- Provided records

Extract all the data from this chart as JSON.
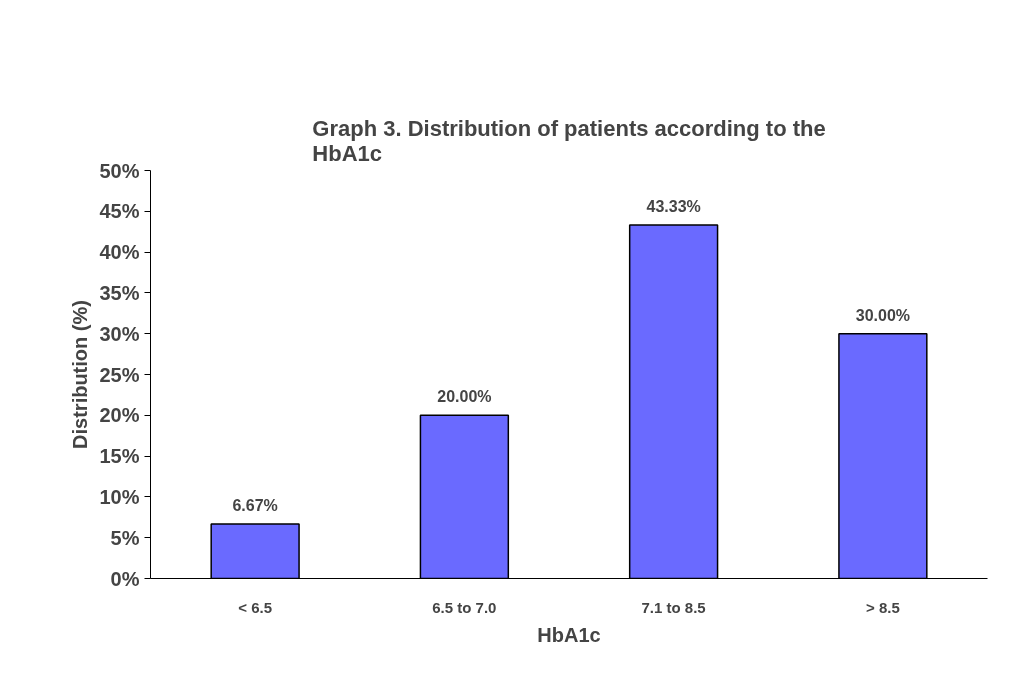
{
  "chart_data": {
    "type": "bar",
    "title": "Graph 3. Distribution of patients according to the\nHbA1c",
    "xlabel": "HbA1c",
    "ylabel": "Distribution (%)",
    "categories": [
      "< 6.5",
      "6.5 to 7.0",
      "7.1 to 8.5",
      "> 8.5"
    ],
    "values": [
      6.67,
      20.0,
      43.33,
      30.0
    ],
    "value_labels": [
      "6.67%",
      "20.00%",
      "43.33%",
      "30.00%"
    ],
    "color": "#6a6aff",
    "ylim": [
      0,
      50
    ],
    "yticks": [
      {
        "value": 0,
        "label": "0%"
      },
      {
        "value": 5,
        "label": "5%"
      },
      {
        "value": 10,
        "label": "10%"
      },
      {
        "value": 15,
        "label": "15%"
      },
      {
        "value": 20,
        "label": "20%"
      },
      {
        "value": 25,
        "label": "25%"
      },
      {
        "value": 30,
        "label": "30%"
      },
      {
        "value": 35,
        "label": "35%"
      },
      {
        "value": 40,
        "label": "40%"
      },
      {
        "value": 45,
        "label": "45%"
      },
      {
        "value": 50,
        "label": "50%"
      }
    ],
    "grid": false
  }
}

- Activity
Copy out the material word for word, without any images.

- Finished task
Extract all the data from this chart as JSON.
{
  "chart_data": {
    "type": "bar",
    "title": "Graph 3. Distribution of patients according to the\nHbA1c",
    "xlabel": "HbA1c",
    "ylabel": "Distribution (%)",
    "categories": [
      "< 6.5",
      "6.5 to 7.0",
      "7.1 to 8.5",
      "> 8.5"
    ],
    "values": [
      6.67,
      20.0,
      43.33,
      30.0
    ],
    "value_labels": [
      "6.67%",
      "20.00%",
      "43.33%",
      "30.00%"
    ],
    "color": "#6a6aff",
    "ylim": [
      0,
      50
    ],
    "yticks": [
      {
        "value": 0,
        "label": "0%"
      },
      {
        "value": 5,
        "label": "5%"
      },
      {
        "value": 10,
        "label": "10%"
      },
      {
        "value": 15,
        "label": "15%"
      },
      {
        "value": 20,
        "label": "20%"
      },
      {
        "value": 25,
        "label": "25%"
      },
      {
        "value": 30,
        "label": "30%"
      },
      {
        "value": 35,
        "label": "35%"
      },
      {
        "value": 40,
        "label": "40%"
      },
      {
        "value": 45,
        "label": "45%"
      },
      {
        "value": 50,
        "label": "50%"
      }
    ],
    "grid": false
  }
}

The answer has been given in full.